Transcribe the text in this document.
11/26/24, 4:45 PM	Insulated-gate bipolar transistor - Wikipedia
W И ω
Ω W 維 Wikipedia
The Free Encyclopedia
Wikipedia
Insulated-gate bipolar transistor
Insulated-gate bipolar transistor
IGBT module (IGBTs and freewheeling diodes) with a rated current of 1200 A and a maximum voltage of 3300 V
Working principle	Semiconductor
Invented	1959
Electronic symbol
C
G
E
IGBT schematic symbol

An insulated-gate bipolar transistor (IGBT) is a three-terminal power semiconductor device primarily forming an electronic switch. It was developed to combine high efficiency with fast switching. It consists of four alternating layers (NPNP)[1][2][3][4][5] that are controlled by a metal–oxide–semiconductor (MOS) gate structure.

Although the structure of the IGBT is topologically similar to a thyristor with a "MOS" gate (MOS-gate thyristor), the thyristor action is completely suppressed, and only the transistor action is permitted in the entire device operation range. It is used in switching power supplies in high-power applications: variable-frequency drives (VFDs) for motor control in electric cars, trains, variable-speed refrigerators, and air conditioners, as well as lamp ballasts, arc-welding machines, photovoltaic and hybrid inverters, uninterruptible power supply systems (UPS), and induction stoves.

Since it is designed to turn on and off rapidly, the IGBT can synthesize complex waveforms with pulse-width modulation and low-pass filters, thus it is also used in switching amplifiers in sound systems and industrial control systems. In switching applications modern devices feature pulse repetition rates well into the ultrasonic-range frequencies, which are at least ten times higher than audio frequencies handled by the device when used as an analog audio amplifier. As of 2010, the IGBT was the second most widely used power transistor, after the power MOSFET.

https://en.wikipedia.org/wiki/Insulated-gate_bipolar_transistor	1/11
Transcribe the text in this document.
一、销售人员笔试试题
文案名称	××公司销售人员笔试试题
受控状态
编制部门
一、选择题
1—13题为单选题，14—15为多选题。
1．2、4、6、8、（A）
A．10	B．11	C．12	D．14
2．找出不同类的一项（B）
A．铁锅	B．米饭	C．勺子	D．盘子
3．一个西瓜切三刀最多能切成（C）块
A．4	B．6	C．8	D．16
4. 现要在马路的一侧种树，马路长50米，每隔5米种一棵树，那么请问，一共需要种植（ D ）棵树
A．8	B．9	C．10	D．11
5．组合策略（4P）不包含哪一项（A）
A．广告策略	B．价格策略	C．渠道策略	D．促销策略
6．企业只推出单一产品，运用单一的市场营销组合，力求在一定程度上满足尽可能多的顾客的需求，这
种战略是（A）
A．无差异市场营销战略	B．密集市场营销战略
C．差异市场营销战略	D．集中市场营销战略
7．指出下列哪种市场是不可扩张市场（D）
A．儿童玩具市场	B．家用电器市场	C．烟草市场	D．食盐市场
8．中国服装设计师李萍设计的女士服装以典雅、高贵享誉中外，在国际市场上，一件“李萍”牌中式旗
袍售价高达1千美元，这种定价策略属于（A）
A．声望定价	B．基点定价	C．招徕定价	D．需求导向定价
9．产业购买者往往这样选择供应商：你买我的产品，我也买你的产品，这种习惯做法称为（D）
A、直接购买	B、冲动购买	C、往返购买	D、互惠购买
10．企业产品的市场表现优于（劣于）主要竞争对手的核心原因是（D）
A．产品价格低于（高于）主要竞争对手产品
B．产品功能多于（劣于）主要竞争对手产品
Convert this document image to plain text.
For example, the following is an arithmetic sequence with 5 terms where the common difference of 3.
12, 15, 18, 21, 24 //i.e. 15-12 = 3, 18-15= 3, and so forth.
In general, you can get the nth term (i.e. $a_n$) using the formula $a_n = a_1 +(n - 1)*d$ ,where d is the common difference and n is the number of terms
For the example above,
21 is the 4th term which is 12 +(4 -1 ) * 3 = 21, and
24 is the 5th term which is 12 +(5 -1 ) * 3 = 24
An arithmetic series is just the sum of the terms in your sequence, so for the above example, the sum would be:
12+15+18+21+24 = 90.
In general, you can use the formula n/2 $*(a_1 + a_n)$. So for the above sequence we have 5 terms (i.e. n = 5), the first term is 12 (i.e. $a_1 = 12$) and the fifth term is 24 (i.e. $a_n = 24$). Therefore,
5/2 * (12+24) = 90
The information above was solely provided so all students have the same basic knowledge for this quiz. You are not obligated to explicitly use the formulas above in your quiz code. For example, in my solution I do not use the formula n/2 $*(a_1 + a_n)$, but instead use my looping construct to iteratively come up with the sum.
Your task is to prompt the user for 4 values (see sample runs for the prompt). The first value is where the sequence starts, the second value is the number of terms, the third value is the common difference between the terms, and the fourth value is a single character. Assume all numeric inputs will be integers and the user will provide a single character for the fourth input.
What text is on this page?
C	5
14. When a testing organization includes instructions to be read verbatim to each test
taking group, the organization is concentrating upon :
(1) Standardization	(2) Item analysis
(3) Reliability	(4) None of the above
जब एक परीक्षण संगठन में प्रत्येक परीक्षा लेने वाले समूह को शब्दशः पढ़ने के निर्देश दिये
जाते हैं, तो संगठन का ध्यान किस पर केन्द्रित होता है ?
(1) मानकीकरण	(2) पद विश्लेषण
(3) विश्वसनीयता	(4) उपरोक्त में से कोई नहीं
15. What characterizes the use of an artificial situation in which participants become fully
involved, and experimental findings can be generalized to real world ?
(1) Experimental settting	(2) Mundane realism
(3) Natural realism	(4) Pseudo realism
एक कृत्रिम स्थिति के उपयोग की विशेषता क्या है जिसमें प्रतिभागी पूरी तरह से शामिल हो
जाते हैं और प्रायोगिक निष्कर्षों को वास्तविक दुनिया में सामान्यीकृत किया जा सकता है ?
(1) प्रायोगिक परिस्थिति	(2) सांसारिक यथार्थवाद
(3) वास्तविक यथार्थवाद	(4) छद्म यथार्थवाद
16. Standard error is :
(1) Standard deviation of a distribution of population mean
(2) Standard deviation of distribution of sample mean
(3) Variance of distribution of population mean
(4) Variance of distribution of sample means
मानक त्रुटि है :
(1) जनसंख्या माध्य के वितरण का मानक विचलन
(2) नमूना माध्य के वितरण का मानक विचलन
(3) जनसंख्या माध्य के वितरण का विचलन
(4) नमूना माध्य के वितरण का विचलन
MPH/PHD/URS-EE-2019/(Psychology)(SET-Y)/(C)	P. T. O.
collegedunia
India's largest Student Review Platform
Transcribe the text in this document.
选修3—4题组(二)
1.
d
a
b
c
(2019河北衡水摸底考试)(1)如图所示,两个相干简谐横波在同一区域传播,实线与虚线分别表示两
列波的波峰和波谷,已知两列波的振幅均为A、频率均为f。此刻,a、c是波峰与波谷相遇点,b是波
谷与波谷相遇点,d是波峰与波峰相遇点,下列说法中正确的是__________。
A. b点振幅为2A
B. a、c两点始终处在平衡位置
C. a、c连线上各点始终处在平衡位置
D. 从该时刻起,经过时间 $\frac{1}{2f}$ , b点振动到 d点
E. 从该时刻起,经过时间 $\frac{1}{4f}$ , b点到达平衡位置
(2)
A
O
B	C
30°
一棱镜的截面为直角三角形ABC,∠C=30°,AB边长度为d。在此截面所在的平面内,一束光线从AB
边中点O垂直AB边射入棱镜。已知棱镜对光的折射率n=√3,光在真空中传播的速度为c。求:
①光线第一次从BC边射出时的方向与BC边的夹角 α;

## Your objective
Read the entries and pick out all lines that include the word "What".

## Response to this task
What text is on this page?
15. What characterizes the use of an artificial situation in which participants become fully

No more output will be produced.